Transcribe every line, keeping it exact.

§ **Dataset rows**

***

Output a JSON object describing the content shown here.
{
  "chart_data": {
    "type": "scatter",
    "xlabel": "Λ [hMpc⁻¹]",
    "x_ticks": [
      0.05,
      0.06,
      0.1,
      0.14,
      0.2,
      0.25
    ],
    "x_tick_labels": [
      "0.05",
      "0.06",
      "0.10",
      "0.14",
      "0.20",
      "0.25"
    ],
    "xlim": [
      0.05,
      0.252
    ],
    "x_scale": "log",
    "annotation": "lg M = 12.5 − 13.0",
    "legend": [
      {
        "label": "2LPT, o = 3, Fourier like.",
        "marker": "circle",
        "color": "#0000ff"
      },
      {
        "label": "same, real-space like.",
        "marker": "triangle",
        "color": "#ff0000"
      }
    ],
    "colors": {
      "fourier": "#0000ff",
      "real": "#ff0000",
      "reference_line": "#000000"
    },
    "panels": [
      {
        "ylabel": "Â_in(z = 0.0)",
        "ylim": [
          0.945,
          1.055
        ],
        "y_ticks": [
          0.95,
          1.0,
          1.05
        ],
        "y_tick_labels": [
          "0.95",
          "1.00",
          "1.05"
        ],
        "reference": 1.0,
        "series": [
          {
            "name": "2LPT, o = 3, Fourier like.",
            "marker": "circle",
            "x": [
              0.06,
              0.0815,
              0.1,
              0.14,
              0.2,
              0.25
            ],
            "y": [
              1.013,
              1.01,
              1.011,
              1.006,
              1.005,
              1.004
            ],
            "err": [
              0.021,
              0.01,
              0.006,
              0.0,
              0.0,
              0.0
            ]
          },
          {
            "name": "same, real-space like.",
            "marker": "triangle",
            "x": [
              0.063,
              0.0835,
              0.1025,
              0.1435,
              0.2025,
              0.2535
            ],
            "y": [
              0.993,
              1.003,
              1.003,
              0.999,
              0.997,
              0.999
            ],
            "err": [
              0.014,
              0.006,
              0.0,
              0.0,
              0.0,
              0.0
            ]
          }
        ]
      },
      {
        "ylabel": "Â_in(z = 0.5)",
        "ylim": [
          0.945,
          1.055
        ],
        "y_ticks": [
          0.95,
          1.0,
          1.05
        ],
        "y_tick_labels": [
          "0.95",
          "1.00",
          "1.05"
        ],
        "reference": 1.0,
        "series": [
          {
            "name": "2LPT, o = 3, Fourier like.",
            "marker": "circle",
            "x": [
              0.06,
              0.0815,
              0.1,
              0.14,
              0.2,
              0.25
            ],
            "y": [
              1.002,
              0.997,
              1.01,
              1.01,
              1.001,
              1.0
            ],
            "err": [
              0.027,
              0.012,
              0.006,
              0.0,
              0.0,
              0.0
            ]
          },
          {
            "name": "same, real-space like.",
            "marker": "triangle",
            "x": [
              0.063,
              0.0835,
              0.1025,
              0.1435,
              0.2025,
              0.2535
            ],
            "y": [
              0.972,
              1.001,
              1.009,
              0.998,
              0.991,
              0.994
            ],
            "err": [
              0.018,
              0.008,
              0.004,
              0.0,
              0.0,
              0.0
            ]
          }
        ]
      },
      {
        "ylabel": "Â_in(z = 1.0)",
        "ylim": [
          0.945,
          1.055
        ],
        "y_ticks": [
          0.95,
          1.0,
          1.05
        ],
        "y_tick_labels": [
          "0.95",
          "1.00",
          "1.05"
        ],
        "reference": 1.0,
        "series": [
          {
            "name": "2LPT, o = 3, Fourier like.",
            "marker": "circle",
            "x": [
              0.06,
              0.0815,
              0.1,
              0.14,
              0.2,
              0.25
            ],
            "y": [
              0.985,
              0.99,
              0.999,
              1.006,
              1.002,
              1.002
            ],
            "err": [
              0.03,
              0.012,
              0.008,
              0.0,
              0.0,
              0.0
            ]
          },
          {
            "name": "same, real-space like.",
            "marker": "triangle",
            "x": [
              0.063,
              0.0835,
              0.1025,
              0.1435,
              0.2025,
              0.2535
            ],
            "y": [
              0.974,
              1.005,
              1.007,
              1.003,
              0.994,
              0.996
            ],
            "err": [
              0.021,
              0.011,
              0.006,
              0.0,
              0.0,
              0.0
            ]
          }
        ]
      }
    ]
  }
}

***

§ **Full response**
Output a JSON object describing the content shown here.
{
  "chart_data": {
    "type": "scatter",
    "xlabel": "Λ [hMpc⁻¹]",
    "x_ticks": [
      0.05,
      0.06,
      0.1,
      0.14,
      0.2,
      0.25
    ],
    "x_tick_labels": [
      "0.05",
      "0.06",
      "0.10",
      "0.14",
      "0.20",
      "0.25"
    ],
    "xlim": [
      0.05,
      0.252
    ],
    "x_scale": "log",
    "annotation": "lg M = 12.5 − 13.0",
    "legend": [
      {
        "label": "2LPT, o = 3, Fourier like.",
        "marker": "circle",
        "color": "#0000ff"
      },
      {
        "label": "same, real-space like.",
        "marker": "triangle",
        "color": "#ff0000"
      }
    ],
    "colors": {
      "fourier": "#0000ff",
      "real": "#ff0000",
      "reference_line": "#000000"
    },
    "panels": [
      {
        "ylabel": "Â_in(z = 0.0)",
        "ylim": [
          0.945,
          1.055
        ],
        "y_ticks": [
          0.95,
          1.0,
          1.05
        ],
        "y_tick_labels": [
          "0.95",
          "1.00",
          "1.05"
        ],
        "reference": 1.0,
        "series": [
          {
            "name": "2LPT, o = 3, Fourier like.",
            "marker": "circle",
            "x": [
              0.06,
              0.0815,
              0.1,
              0.14,
              0.2,
              0.25
            ],
            "y": [
              1.013,
              1.01,
              1.011,
              1.006,
              1.005,
              1.004
            ],
            "err": [
              0.021,
              0.01,
              0.006,
              0.0,
              0.0,
              0.0
            ]
          },
          {
            "name": "same, real-space like.",
            "marker": "triangle",
            "x": [
              0.063,
              0.0835,
              0.1025,
              0.1435,
              0.2025,
              0.2535
            ],
            "y": [
              0.993,
              1.003,
              1.003,
              0.999,
              0.997,
              0.999
            ],
            "err": [
              0.014,
              0.006,
              0.0,
              0.0,
              0.0,
              0.0
            ]
          }
        ]
      },
      {
        "ylabel": "Â_in(z = 0.5)",
        "ylim": [
          0.945,
          1.055
        ],
        "y_ticks": [
          0.95,
          1.0,
          1.05
        ],
        "y_tick_labels": [
          "0.95",
          "1.00",
          "1.05"
        ],
        "reference": 1.0,
        "series": [
          {
            "name": "2LPT, o = 3, Fourier like.",
            "marker": "circle",
            "x": [
              0.06,
              0.0815,
              0.1,
              0.14,
              0.2,
              0.25
            ],
            "y": [
              1.002,
              0.997,
              1.01,
              1.01,
              1.001,
              1.0
            ],
            "err": [
              0.027,
              0.012,
              0.006,
              0.0,
              0.0,
              0.0
            ]
          },
          {
            "name": "same, real-space like.",
            "marker": "triangle",
            "x": [
              0.063,
              0.0835,
              0.1025,
              0.1435,
              0.2025,
              0.2535
            ],
            "y": [
              0.972,
              1.001,
              1.009,
              0.998,
              0.991,
              0.994
            ],
            "err": [
              0.018,
              0.008,
              0.004,
              0.0,
              0.0,
              0.0
            ]
          }
        ]
      },
      {
        "ylabel": "Â_in(z = 1.0)",
        "ylim": [
          0.945,
          1.055
        ],
        "y_ticks": [
          0.95,
          1.0,
          1.05
        ],
        "y_tick_labels": [
          "0.95",
          "1.00",
          "1.05"
        ],
        "reference": 1.0,
        "series": [
          {
            "name": "2LPT, o = 3, Fourier like.",
            "marker": "circle",
            "x": [
              0.06,
              0.0815,
              0.1,
              0.14,
              0.2,
              0.25
            ],
            "y": [
              0.985,
              0.99,
              0.999,
              1.006,
              1.002,
              1.002
            ],
            "err": [
              0.03,
              0.012,
              0.008,
              0.0,
              0.0,
              0.0
            ]
          },
          {
            "name": "same, real-space like.",
            "marker": "triangle",
            "x": [
              0.063,
              0.0835,
              0.1025,
              0.1435,
              0.2025,
              0.2535
            ],
            "y": [
              0.974,
              1.005,
              1.007,
              1.003,
              0.994,
              0.996
            ],
            "err": [
              0.021,
              0.011,
              0.006,
              0.0,
              0.0,
              0.0
            ]
          }
        ]
      }
    ]
  }
}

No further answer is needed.